→ Exercise
In the entries, find all lines that hold the word "Привлечение" and copy them.

→ Exercise data
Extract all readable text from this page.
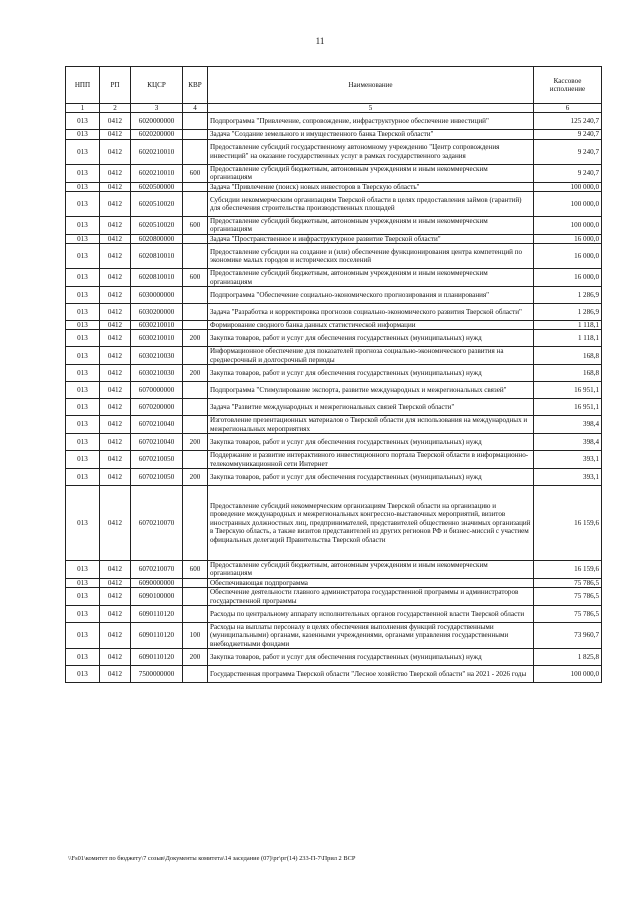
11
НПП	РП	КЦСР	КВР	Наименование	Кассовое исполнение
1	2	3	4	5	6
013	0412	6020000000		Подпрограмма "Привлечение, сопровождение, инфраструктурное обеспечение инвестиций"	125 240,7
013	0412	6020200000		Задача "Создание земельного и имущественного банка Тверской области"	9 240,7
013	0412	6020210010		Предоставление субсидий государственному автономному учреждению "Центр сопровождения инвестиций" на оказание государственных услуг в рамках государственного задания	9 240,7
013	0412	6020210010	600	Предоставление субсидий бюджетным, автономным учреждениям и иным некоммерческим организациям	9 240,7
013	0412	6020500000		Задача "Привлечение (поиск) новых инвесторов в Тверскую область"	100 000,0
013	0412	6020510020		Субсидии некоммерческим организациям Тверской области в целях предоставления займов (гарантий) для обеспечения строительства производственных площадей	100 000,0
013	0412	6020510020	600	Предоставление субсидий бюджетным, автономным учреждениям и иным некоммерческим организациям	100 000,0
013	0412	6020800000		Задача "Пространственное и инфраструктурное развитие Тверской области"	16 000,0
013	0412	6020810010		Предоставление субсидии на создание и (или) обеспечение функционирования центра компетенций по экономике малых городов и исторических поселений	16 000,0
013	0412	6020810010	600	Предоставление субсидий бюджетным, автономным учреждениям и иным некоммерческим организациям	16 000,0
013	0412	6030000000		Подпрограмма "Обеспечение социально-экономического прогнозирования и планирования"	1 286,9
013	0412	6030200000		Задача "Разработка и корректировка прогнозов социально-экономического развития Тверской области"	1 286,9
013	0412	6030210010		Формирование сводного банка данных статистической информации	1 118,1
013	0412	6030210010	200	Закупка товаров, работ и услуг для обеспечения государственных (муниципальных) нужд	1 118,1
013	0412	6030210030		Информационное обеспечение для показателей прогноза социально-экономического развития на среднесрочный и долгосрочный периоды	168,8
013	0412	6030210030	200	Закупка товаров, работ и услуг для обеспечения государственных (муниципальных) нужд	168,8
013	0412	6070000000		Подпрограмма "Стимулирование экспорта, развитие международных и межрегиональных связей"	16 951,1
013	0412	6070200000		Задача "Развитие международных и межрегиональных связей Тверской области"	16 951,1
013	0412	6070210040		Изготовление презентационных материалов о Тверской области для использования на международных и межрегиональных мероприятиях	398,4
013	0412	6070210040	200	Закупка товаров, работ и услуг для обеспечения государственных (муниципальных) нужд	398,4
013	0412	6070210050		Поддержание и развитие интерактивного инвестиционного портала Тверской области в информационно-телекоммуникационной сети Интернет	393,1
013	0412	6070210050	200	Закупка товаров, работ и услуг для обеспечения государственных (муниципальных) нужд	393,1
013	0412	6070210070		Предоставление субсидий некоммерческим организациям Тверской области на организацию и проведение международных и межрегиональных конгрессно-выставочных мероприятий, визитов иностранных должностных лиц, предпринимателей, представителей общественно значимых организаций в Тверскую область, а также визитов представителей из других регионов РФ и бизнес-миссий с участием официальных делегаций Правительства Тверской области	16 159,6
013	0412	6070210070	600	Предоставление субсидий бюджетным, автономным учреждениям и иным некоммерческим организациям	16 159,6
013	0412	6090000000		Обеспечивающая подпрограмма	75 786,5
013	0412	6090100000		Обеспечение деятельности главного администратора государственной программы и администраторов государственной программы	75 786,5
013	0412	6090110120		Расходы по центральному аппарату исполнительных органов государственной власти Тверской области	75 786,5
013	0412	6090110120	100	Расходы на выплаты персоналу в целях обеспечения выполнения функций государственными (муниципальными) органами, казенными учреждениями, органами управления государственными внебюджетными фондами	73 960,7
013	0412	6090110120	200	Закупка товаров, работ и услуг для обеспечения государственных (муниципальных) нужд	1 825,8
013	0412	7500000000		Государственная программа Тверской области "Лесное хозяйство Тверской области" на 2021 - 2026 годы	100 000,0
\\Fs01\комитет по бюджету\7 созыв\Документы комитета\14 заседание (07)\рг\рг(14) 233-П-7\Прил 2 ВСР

...

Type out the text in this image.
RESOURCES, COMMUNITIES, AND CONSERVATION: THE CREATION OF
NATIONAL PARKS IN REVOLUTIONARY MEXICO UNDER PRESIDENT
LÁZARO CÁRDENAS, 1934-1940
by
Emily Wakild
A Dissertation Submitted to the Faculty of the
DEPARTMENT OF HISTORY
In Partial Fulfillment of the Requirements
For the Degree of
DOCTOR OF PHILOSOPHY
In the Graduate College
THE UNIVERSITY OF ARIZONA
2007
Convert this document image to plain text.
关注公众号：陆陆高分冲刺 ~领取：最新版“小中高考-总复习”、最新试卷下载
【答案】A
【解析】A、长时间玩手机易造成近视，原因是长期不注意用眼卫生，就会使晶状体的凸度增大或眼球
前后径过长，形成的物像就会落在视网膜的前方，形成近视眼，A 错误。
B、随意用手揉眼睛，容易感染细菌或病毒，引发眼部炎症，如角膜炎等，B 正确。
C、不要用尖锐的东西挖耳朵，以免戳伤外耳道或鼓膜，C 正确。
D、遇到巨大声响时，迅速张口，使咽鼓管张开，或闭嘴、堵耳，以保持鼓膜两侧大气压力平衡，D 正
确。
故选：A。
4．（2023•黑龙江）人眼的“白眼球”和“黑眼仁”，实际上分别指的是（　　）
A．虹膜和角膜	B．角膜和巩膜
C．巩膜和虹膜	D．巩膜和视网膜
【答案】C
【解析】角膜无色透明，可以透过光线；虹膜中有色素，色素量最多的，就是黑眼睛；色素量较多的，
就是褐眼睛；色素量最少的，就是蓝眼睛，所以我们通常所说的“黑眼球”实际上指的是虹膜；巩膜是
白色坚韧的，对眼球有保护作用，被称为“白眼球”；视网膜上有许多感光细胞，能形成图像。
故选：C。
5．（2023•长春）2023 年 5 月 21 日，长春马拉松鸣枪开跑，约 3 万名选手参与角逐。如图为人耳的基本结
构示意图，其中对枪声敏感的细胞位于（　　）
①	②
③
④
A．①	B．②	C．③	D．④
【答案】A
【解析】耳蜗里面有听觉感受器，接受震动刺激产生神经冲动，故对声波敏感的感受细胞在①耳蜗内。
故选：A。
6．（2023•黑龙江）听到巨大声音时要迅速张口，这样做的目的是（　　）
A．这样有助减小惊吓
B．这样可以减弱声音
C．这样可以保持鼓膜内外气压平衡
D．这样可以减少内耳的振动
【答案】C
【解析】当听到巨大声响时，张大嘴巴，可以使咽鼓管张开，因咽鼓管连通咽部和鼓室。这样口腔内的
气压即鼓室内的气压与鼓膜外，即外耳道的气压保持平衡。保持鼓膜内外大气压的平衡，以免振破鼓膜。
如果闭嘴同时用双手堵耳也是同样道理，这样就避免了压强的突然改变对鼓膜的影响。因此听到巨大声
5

--

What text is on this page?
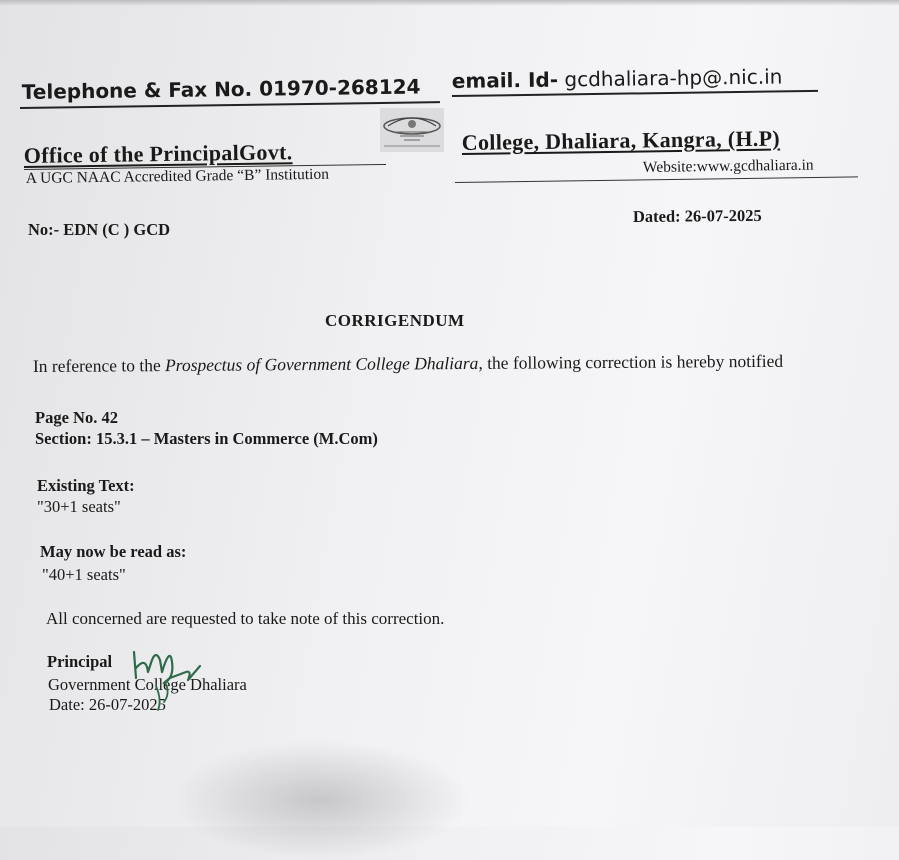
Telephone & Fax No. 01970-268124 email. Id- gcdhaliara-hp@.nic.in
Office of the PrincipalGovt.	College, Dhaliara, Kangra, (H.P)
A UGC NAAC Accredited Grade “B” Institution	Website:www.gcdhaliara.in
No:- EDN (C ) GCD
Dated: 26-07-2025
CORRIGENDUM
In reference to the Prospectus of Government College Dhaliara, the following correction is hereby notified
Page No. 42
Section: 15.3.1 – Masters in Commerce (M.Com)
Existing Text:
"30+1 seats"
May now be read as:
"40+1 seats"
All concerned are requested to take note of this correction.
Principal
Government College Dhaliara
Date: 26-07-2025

→ Worked solution
013	0412	6020000000		Подпрограмма "Привлечение, сопровождение, инфраструктурное обеспечение инвестиций"	125 240,7
013	0412	6020500000		Задача "Привлечение (поиск) новых инвесторов в Тверскую область"	100 000,0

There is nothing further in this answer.